- **Your goal**:
Return all entries precisely as they stand, without the images.

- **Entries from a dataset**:

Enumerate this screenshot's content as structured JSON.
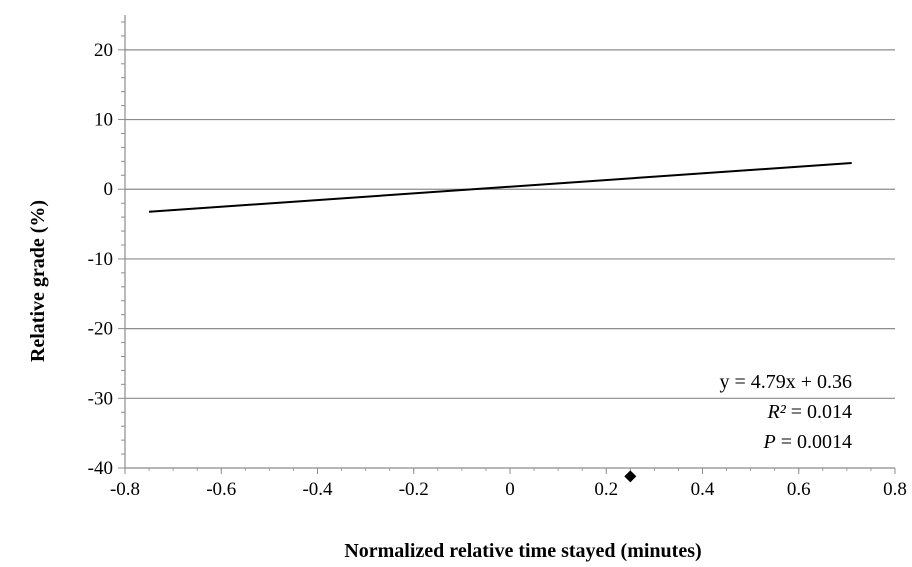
{
  "chart_data": {
    "type": "scatter",
    "xlabel": "Normalized relative time stayed (minutes)",
    "ylabel": "Relative grade (%)",
    "xlim": [
      -0.8,
      0.8
    ],
    "ylim": [
      -40,
      25
    ],
    "x_ticks": [
      "-0.8",
      "-0.6",
      "-0.4",
      "-0.2",
      "0",
      "0.2",
      "0.4",
      "0.6",
      "0.8"
    ],
    "y_ticks": [
      "20",
      "10",
      "0",
      "-10",
      "-20",
      "-30",
      "-40"
    ],
    "grid": "horizontal",
    "points": [
      {
        "x": 0.25,
        "y": -41.2
      }
    ],
    "trendline": {
      "slope": 4.79,
      "intercept": 0.36,
      "x_range": [
        -0.75,
        0.71
      ]
    },
    "annotation": {
      "equation": "y = 4.79x + 0.36",
      "r2_symbol": "R²",
      "r2_value": " = 0.014",
      "p_symbol": "P",
      "p_value": " = 0.0014"
    }
  }
}
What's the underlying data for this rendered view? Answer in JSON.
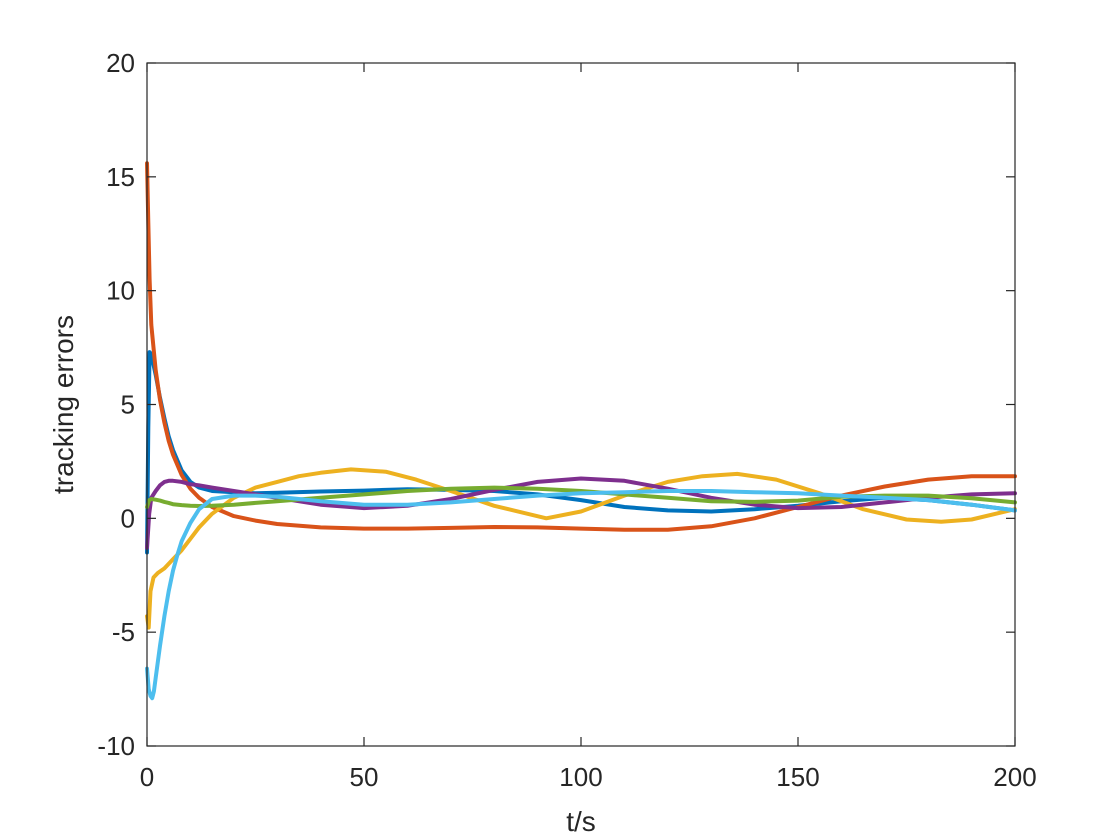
{
  "chart_data": {
    "type": "line",
    "title": "",
    "xlabel": "t/s",
    "ylabel": "tracking errors",
    "xlim": [
      0,
      200
    ],
    "ylim": [
      -10,
      20
    ],
    "xticks": [
      0,
      50,
      100,
      150,
      200
    ],
    "yticks": [
      -10,
      -5,
      0,
      5,
      10,
      15,
      20
    ],
    "xtick_labels": [
      "0",
      "50",
      "100",
      "150",
      "200"
    ],
    "ytick_labels": [
      "-10",
      "-5",
      "0",
      "5",
      "10",
      "15",
      "20"
    ],
    "grid": false,
    "legend": "none",
    "series": [
      {
        "color": "#0072BD",
        "x": [
          0,
          0.3,
          0.6,
          1,
          2,
          3,
          4,
          5,
          6,
          8,
          10,
          12,
          15,
          20,
          25,
          30,
          40,
          50,
          60,
          70,
          80,
          90,
          100,
          110,
          120,
          130,
          140,
          150,
          160,
          170,
          180,
          190,
          200
        ],
        "y": [
          -1.5,
          4,
          7.3,
          7.2,
          6.3,
          5.3,
          4.4,
          3.6,
          3,
          2.1,
          1.6,
          1.35,
          1.2,
          1.15,
          1.1,
          1.12,
          1.18,
          1.22,
          1.28,
          1.25,
          1.2,
          1.05,
          0.8,
          0.5,
          0.35,
          0.3,
          0.4,
          0.55,
          0.75,
          0.9,
          0.8,
          0.6,
          0.35
        ]
      },
      {
        "color": "#D95319",
        "x": [
          0,
          0.3,
          0.6,
          1,
          2,
          3,
          4,
          5,
          6,
          8,
          10,
          12,
          15,
          20,
          25,
          30,
          40,
          50,
          60,
          70,
          80,
          90,
          100,
          110,
          120,
          130,
          140,
          150,
          160,
          170,
          180,
          190,
          200
        ],
        "y": [
          15.6,
          13,
          10.5,
          8.5,
          6.5,
          5.2,
          4.2,
          3.4,
          2.8,
          1.9,
          1.3,
          0.9,
          0.5,
          0.1,
          -0.1,
          -0.25,
          -0.4,
          -0.45,
          -0.45,
          -0.42,
          -0.38,
          -0.4,
          -0.45,
          -0.5,
          -0.5,
          -0.35,
          0,
          0.5,
          1,
          1.4,
          1.7,
          1.85,
          1.85
        ]
      },
      {
        "color": "#EDB120",
        "x": [
          0,
          0.4,
          0.8,
          1.5,
          2.5,
          4,
          6,
          8,
          10,
          12,
          15,
          20,
          25,
          30,
          35,
          40,
          47,
          55,
          62,
          70,
          80,
          92,
          100,
          110,
          120,
          128,
          136,
          145,
          155,
          165,
          175,
          183,
          190,
          200
        ],
        "y": [
          -4.3,
          -4.8,
          -3.2,
          -2.6,
          -2.4,
          -2.2,
          -1.8,
          -1.4,
          -0.9,
          -0.4,
          0.2,
          0.9,
          1.35,
          1.6,
          1.85,
          2,
          2.15,
          2.05,
          1.7,
          1.2,
          0.55,
          0,
          0.3,
          1.0,
          1.6,
          1.85,
          1.95,
          1.7,
          1.1,
          0.4,
          -0.05,
          -0.15,
          -0.05,
          0.4
        ]
      },
      {
        "color": "#7E2F8E",
        "x": [
          0,
          0.5,
          1,
          2,
          3,
          4,
          5,
          6,
          8,
          10,
          12,
          15,
          20,
          25,
          30,
          40,
          50,
          60,
          70,
          80,
          90,
          100,
          110,
          120,
          130,
          140,
          150,
          160,
          170,
          180,
          190,
          200
        ],
        "y": [
          -1.3,
          0.2,
          0.9,
          1.2,
          1.45,
          1.6,
          1.65,
          1.65,
          1.6,
          1.5,
          1.45,
          1.35,
          1.2,
          1.05,
          0.9,
          0.6,
          0.45,
          0.55,
          0.85,
          1.25,
          1.6,
          1.75,
          1.65,
          1.3,
          0.9,
          0.6,
          0.45,
          0.5,
          0.7,
          0.9,
          1.05,
          1.1
        ]
      },
      {
        "color": "#77AC30",
        "x": [
          0,
          0.5,
          1,
          2,
          3,
          4,
          5,
          6,
          8,
          10,
          12,
          15,
          20,
          25,
          30,
          40,
          50,
          60,
          70,
          80,
          90,
          100,
          110,
          120,
          130,
          140,
          150,
          160,
          170,
          180,
          190,
          200
        ],
        "y": [
          0.5,
          0.8,
          0.85,
          0.82,
          0.78,
          0.72,
          0.68,
          0.62,
          0.58,
          0.55,
          0.54,
          0.55,
          0.6,
          0.68,
          0.75,
          0.9,
          1.05,
          1.2,
          1.3,
          1.35,
          1.3,
          1.2,
          1.05,
          0.9,
          0.75,
          0.72,
          0.78,
          0.95,
          1.0,
          1.0,
          0.88,
          0.7
        ]
      },
      {
        "color": "#4DBEEE",
        "x": [
          0,
          0.4,
          0.8,
          1.2,
          1.6,
          2,
          3,
          4,
          5,
          6,
          7,
          8,
          10,
          12,
          15,
          20,
          25,
          30,
          40,
          50,
          60,
          70,
          80,
          90,
          100,
          110,
          120,
          130,
          140,
          150,
          160,
          170,
          180,
          190,
          200
        ],
        "y": [
          -6.6,
          -7.5,
          -7.8,
          -7.9,
          -7.6,
          -7.0,
          -5.6,
          -4.3,
          -3.2,
          -2.3,
          -1.6,
          -1.0,
          -0.2,
          0.4,
          0.85,
          1.0,
          1.0,
          0.95,
          0.75,
          0.6,
          0.6,
          0.7,
          0.85,
          1.0,
          1.1,
          1.15,
          1.2,
          1.2,
          1.15,
          1.1,
          1.0,
          0.9,
          0.8,
          0.6,
          0.35
        ]
      }
    ]
  }
}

- **Answer in full**:
Enumerate this screenshot's content as structured JSON.
{
  "chart_data": {
    "type": "scatter",
    "xlabel": "Normalized relative time stayed (minutes)",
    "ylabel": "Relative grade (%)",
    "xlim": [
      -0.8,
      0.8
    ],
    "ylim": [
      -40,
      25
    ],
    "x_ticks": [
      "-0.8",
      "-0.6",
      "-0.4",
      "-0.2",
      "0",
      "0.2",
      "0.4",
      "0.6",
      "0.8"
    ],
    "y_ticks": [
      "20",
      "10",
      "0",
      "-10",
      "-20",
      "-30",
      "-40"
    ],
    "grid": "horizontal",
    "points": [
      {
        "x": 0.25,
        "y": -41.2
      }
    ],
    "trendline": {
      "slope": 4.79,
      "intercept": 0.36,
      "x_range": [
        -0.75,
        0.71
      ]
    },
    "annotation": {
      "equation": "y = 4.79x + 0.36",
      "r2_symbol": "R²",
      "r2_value": " = 0.014",
      "p_symbol": "P",
      "p_value": " = 0.0014"
    }
  }
}
What's the underlying data for this rendered view? Answer in JSON.
{
  "chart_data": {
    "type": "line",
    "title": "",
    "xlabel": "t/s",
    "ylabel": "tracking errors",
    "xlim": [
      0,
      200
    ],
    "ylim": [
      -10,
      20
    ],
    "xticks": [
      0,
      50,
      100,
      150,
      200
    ],
    "yticks": [
      -10,
      -5,
      0,
      5,
      10,
      15,
      20
    ],
    "xtick_labels": [
      "0",
      "50",
      "100",
      "150",
      "200"
    ],
    "ytick_labels": [
      "-10",
      "-5",
      "0",
      "5",
      "10",
      "15",
      "20"
    ],
    "grid": false,
    "legend": "none",
    "series": [
      {
        "color": "#0072BD",
        "x": [
          0,
          0.3,
          0.6,
          1,
          2,
          3,
          4,
          5,
          6,
          8,
          10,
          12,
          15,
          20,
          25,
          30,
          40,
          50,
          60,
          70,
          80,
          90,
          100,
          110,
          120,
          130,
          140,
          150,
          160,
          170,
          180,
          190,
          200
        ],
        "y": [
          -1.5,
          4,
          7.3,
          7.2,
          6.3,
          5.3,
          4.4,
          3.6,
          3,
          2.1,
          1.6,
          1.35,
          1.2,
          1.15,
          1.1,
          1.12,
          1.18,
          1.22,
          1.28,
          1.25,
          1.2,
          1.05,
          0.8,
          0.5,
          0.35,
          0.3,
          0.4,
          0.55,
          0.75,
          0.9,
          0.8,
          0.6,
          0.35
        ]
      },
      {
        "color": "#D95319",
        "x": [
          0,
          0.3,
          0.6,
          1,
          2,
          3,
          4,
          5,
          6,
          8,
          10,
          12,
          15,
          20,
          25,
          30,
          40,
          50,
          60,
          70,
          80,
          90,
          100,
          110,
          120,
          130,
          140,
          150,
          160,
          170,
          180,
          190,
          200
        ],
        "y": [
          15.6,
          13,
          10.5,
          8.5,
          6.5,
          5.2,
          4.2,
          3.4,
          2.8,
          1.9,
          1.3,
          0.9,
          0.5,
          0.1,
          -0.1,
          -0.25,
          -0.4,
          -0.45,
          -0.45,
          -0.42,
          -0.38,
          -0.4,
          -0.45,
          -0.5,
          -0.5,
          -0.35,
          0,
          0.5,
          1,
          1.4,
          1.7,
          1.85,
          1.85
        ]
      },
      {
        "color": "#EDB120",
        "x": [
          0,
          0.4,
          0.8,
          1.5,
          2.5,
          4,
          6,
          8,
          10,
          12,
          15,
          20,
          25,
          30,
          35,
          40,
          47,
          55,
          62,
          70,
          80,
          92,
          100,
          110,
          120,
          128,
          136,
          145,
          155,
          165,
          175,
          183,
          190,
          200
        ],
        "y": [
          -4.3,
          -4.8,
          -3.2,
          -2.6,
          -2.4,
          -2.2,
          -1.8,
          -1.4,
          -0.9,
          -0.4,
          0.2,
          0.9,
          1.35,
          1.6,
          1.85,
          2,
          2.15,
          2.05,
          1.7,
          1.2,
          0.55,
          0,
          0.3,
          1.0,
          1.6,
          1.85,
          1.95,
          1.7,
          1.1,
          0.4,
          -0.05,
          -0.15,
          -0.05,
          0.4
        ]
      },
      {
        "color": "#7E2F8E",
        "x": [
          0,
          0.5,
          1,
          2,
          3,
          4,
          5,
          6,
          8,
          10,
          12,
          15,
          20,
          25,
          30,
          40,
          50,
          60,
          70,
          80,
          90,
          100,
          110,
          120,
          130,
          140,
          150,
          160,
          170,
          180,
          190,
          200
        ],
        "y": [
          -1.3,
          0.2,
          0.9,
          1.2,
          1.45,
          1.6,
          1.65,
          1.65,
          1.6,
          1.5,
          1.45,
          1.35,
          1.2,
          1.05,
          0.9,
          0.6,
          0.45,
          0.55,
          0.85,
          1.25,
          1.6,
          1.75,
          1.65,
          1.3,
          0.9,
          0.6,
          0.45,
          0.5,
          0.7,
          0.9,
          1.05,
          1.1
        ]
      },
      {
        "color": "#77AC30",
        "x": [
          0,
          0.5,
          1,
          2,
          3,
          4,
          5,
          6,
          8,
          10,
          12,
          15,
          20,
          25,
          30,
          40,
          50,
          60,
          70,
          80,
          90,
          100,
          110,
          120,
          130,
          140,
          150,
          160,
          170,
          180,
          190,
          200
        ],
        "y": [
          0.5,
          0.8,
          0.85,
          0.82,
          0.78,
          0.72,
          0.68,
          0.62,
          0.58,
          0.55,
          0.54,
          0.55,
          0.6,
          0.68,
          0.75,
          0.9,
          1.05,
          1.2,
          1.3,
          1.35,
          1.3,
          1.2,
          1.05,
          0.9,
          0.75,
          0.72,
          0.78,
          0.95,
          1.0,
          1.0,
          0.88,
          0.7
        ]
      },
      {
        "color": "#4DBEEE",
        "x": [
          0,
          0.4,
          0.8,
          1.2,
          1.6,
          2,
          3,
          4,
          5,
          6,
          7,
          8,
          10,
          12,
          15,
          20,
          25,
          30,
          40,
          50,
          60,
          70,
          80,
          90,
          100,
          110,
          120,
          130,
          140,
          150,
          160,
          170,
          180,
          190,
          200
        ],
        "y": [
          -6.6,
          -7.5,
          -7.8,
          -7.9,
          -7.6,
          -7.0,
          -5.6,
          -4.3,
          -3.2,
          -2.3,
          -1.6,
          -1.0,
          -0.2,
          0.4,
          0.85,
          1.0,
          1.0,
          0.95,
          0.75,
          0.6,
          0.6,
          0.7,
          0.85,
          1.0,
          1.1,
          1.15,
          1.2,
          1.2,
          1.15,
          1.1,
          1.0,
          0.9,
          0.8,
          0.6,
          0.35
        ]
      }
    ]
  }
}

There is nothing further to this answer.